§ **THE INPUT**
** Start **
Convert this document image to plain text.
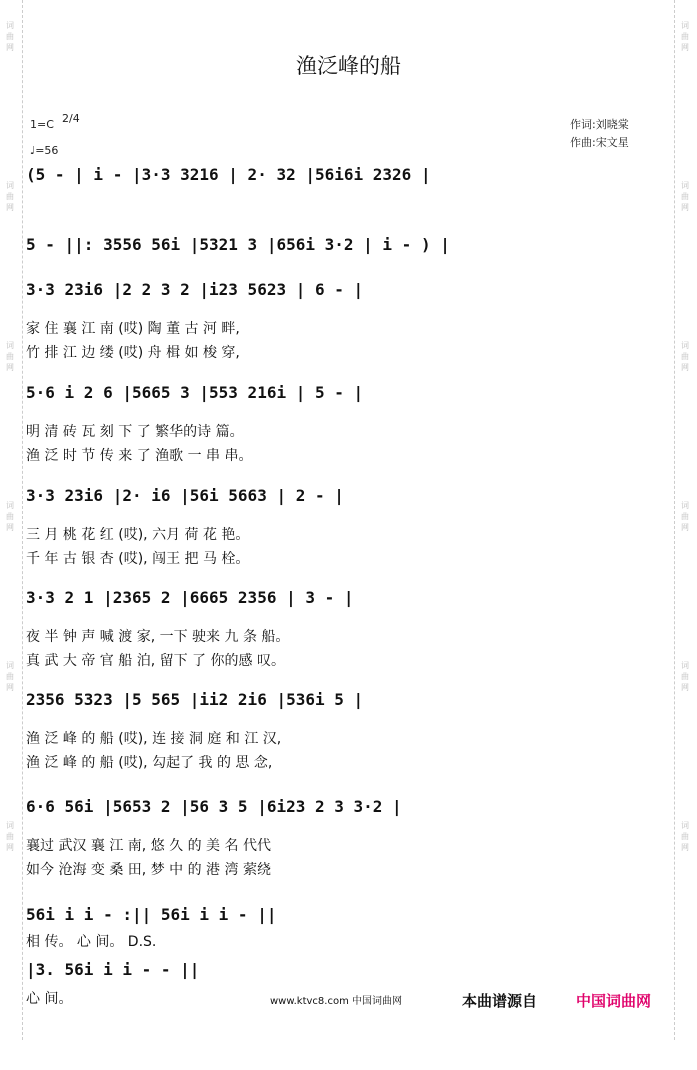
词 曲 网
词 曲 网
词 曲 网
词 曲 网
词 曲 网
词 曲 网
词 曲 网
词 曲 网
词 曲 网
词 曲 网
词 曲 网
词 曲 网
渔泛峰的船
1=C 2/4
♩=56
作词:刘晓棠
作曲:宋文星
(5 - | i - |3·3 3216 | 2· 32 |56i6i 2326 |
5 - ||: 3556 56i |5321 3 |656i 3·2 | i - ) |
3·3 23i6 |2 2 3 2 |i23 5623 | 6 - |
家 住 襄 江 南 (哎) 陶 董 古 河 畔,
竹 排 江 边 缕 (哎) 舟 楫 如 梭 穿,
5·6 i 2 6 |5665 3 |553 216i | 5 - |
明 清 砖 瓦 刻 下 了 繁华的诗 篇。
渔 泛 时 节 传 来 了 渔歌 一 串 串。
3·3 23i6 |2· i6 |56i 5663 | 2 - |
三 月 桃 花 红 (哎), 六月 荷 花 艳。
千 年 古 银 杏 (哎), 闯王 把 马 栓。
3·3 2 1 |2365 2 |6665 2356 | 3 - |
夜 半 钟 声 喊 渡 家, 一下 驶来 九 条 船。
真 武 大 帝 官 船 泊, 留下 了 你的感 叹。
2356 5323 |5 565 |ii2 2i6 |536i 5 |
渔 泛 峰 的 船 (哎), 连 接 洞 庭 和 江 汉,
渔 泛 峰 的 船 (哎), 勾起了 我 的 思 念,
6·6 56i |5653 2 |56 3 5 |6i23 2 3 3·2 |
襄过 武汉 襄 江 南, 悠 久 的 美 名 代代
如今 沧海 变 桑 田, 梦 中 的 港 湾 萦绕
56i i i - :|| 56i i i - ||
相 传。 心 间。 D.S.
|3. 56i i i - - ||
心 间。	www.ktvc8.com 中国词曲网	本曲谱源自	中国词曲网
** End **
§ **EXERCISE TASK**
Return every line of the records exactly as given, pictures excluded.

§ **ANSWER TO THIS TASK**
Convert this document image to plain text.
词 曲 网
词 曲 网
词 曲 网
词 曲 网
词 曲 网
词 曲 网
词 曲 网
词 曲 网
词 曲 网
词 曲 网
词 曲 网
词 曲 网
渔泛峰的船
1=C 2/4
♩=56
作词:刘晓棠
作曲:宋文星
(5 - | i - |3·3 3216 | 2· 32 |56i6i 2326 |
5 - ||: 3556 56i |5321 3 |656i 3·2 | i - ) |
3·3 23i6 |2 2 3 2 |i23 5623 | 6 - |
家 住 襄 江 南 (哎) 陶 董 古 河 畔,
竹 排 江 边 缕 (哎) 舟 楫 如 梭 穿,
5·6 i 2 6 |5665 3 |553 216i | 5 - |
明 清 砖 瓦 刻 下 了 繁华的诗 篇。
渔 泛 时 节 传 来 了 渔歌 一 串 串。
3·3 23i6 |2· i6 |56i 5663 | 2 - |
三 月 桃 花 红 (哎), 六月 荷 花 艳。
千 年 古 银 杏 (哎), 闯王 把 马 栓。
3·3 2 1 |2365 2 |6665 2356 | 3 - |
夜 半 钟 声 喊 渡 家, 一下 驶来 九 条 船。
真 武 大 帝 官 船 泊, 留下 了 你的感 叹。
2356 5323 |5 565 |ii2 2i6 |536i 5 |
渔 泛 峰 的 船 (哎), 连 接 洞 庭 和 江 汉,
渔 泛 峰 的 船 (哎), 勾起了 我 的 思 念,
6·6 56i |5653 2 |56 3 5 |6i23 2 3 3·2 |
襄过 武汉 襄 江 南, 悠 久 的 美 名 代代
如今 沧海 变 桑 田, 梦 中 的 港 湾 萦绕
56i i i - :|| 56i i i - ||
相 传。 心 间。 D.S.
|3. 56i i i - - ||
心 间。	www.ktvc8.com 中国词曲网	本曲谱源自	中国词曲网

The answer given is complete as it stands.